═════ Data extract ═════

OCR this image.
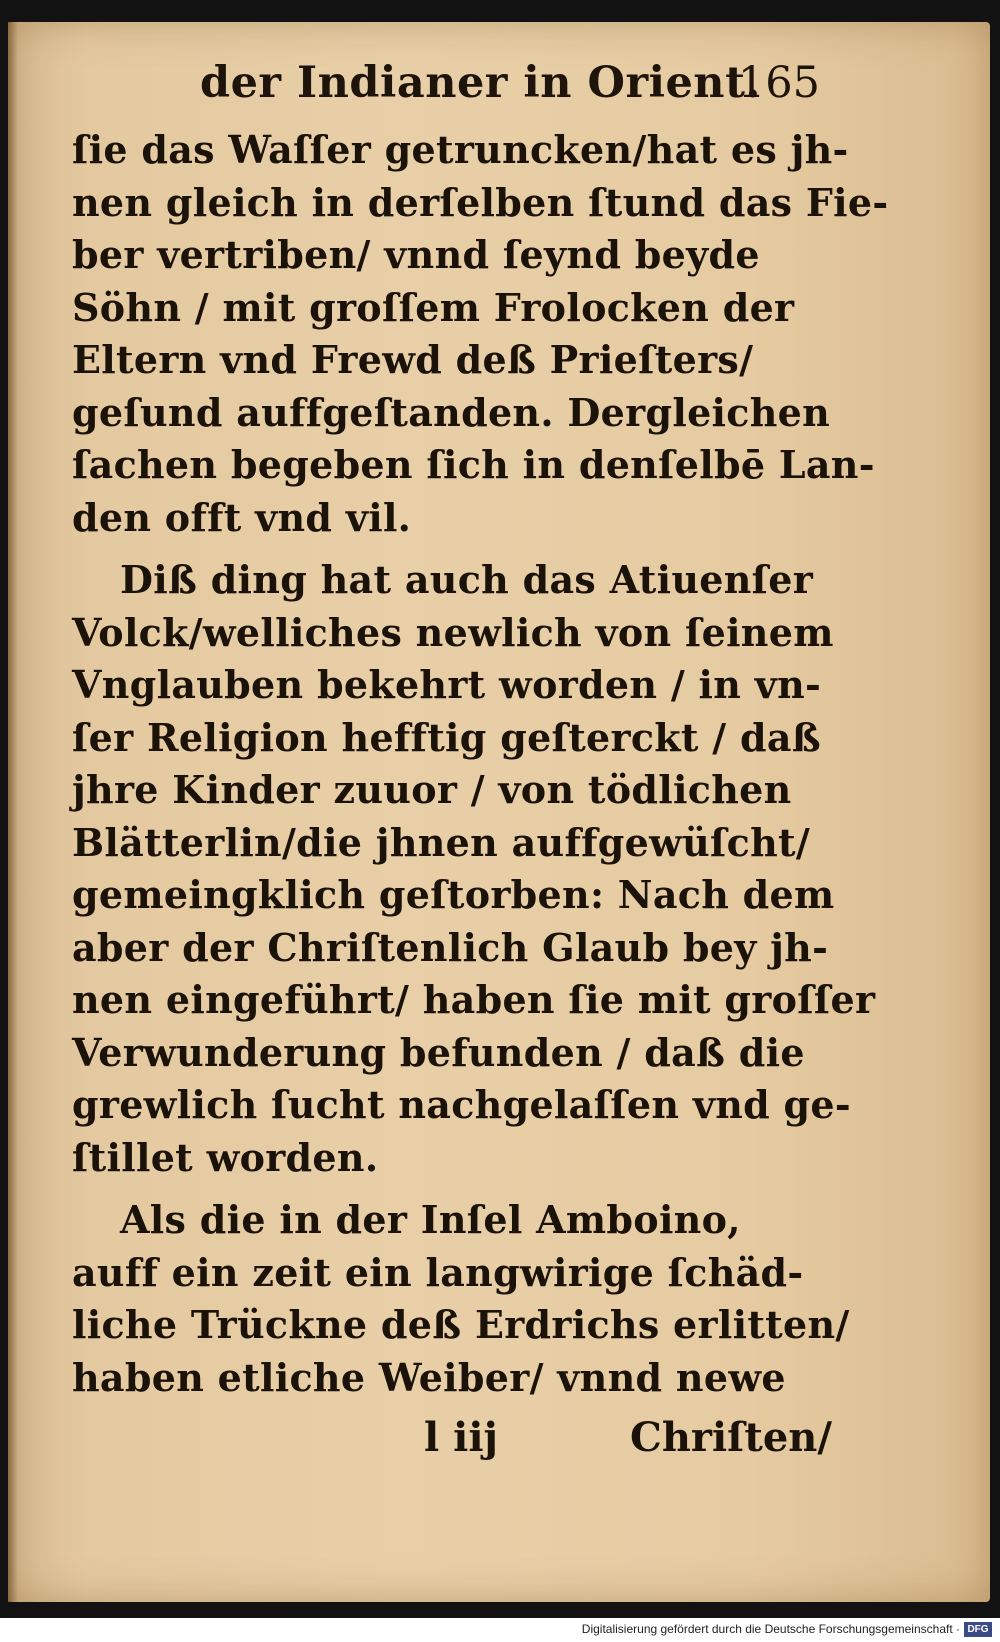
der Indianer in Orient.
165
ſie das Waſſer getruncken/hat es jh-
nen gleich in derſelben ſtund das Fie-
ber vertriben/ vnnd ſeynd beyde
Söhn / mit groſſem Frolocken der
Eltern vnd Frewd deß Prieſters/
geſund auffgeſtanden. Dergleichen
ſachen begeben ſich in denſelbē Lan-
den offt vnd vil.
Diß ding hat auch das Atiuenſer
Volck/welliches newlich von ſeinem
Vnglauben bekehrt worden / in vn-
ſer Religion hefftig geſterckt / daß
jhre Kinder zuuor / von tödlichen
Blätterlin/die jhnen auffgewüſcht/
gemeingklich geſtorben: Nach dem
aber der Chriſtenlich Glaub bey jh-
nen eingeführt/ haben ſie mit groſſer
Verwunderung befunden / daß die
grewlich ſucht nachgelaſſen vnd ge-
ſtillet worden.
Als die in der Inſel Amboino,
auff ein zeit ein langwirige ſchäd-
liche Trückne deß Erdrichs erlitten/
haben etliche Weiber/ vnnd newe
l iij	Chriſten/
Digitalisierung gefördert durch die Deutsche Forschungsgemeinschaft · DFG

═════

> [Task to carry out] Pick out all lines containing the string "worden".

> [Task answer]
Vnglauben bekehrt worden / in vn-
ſtillet worden.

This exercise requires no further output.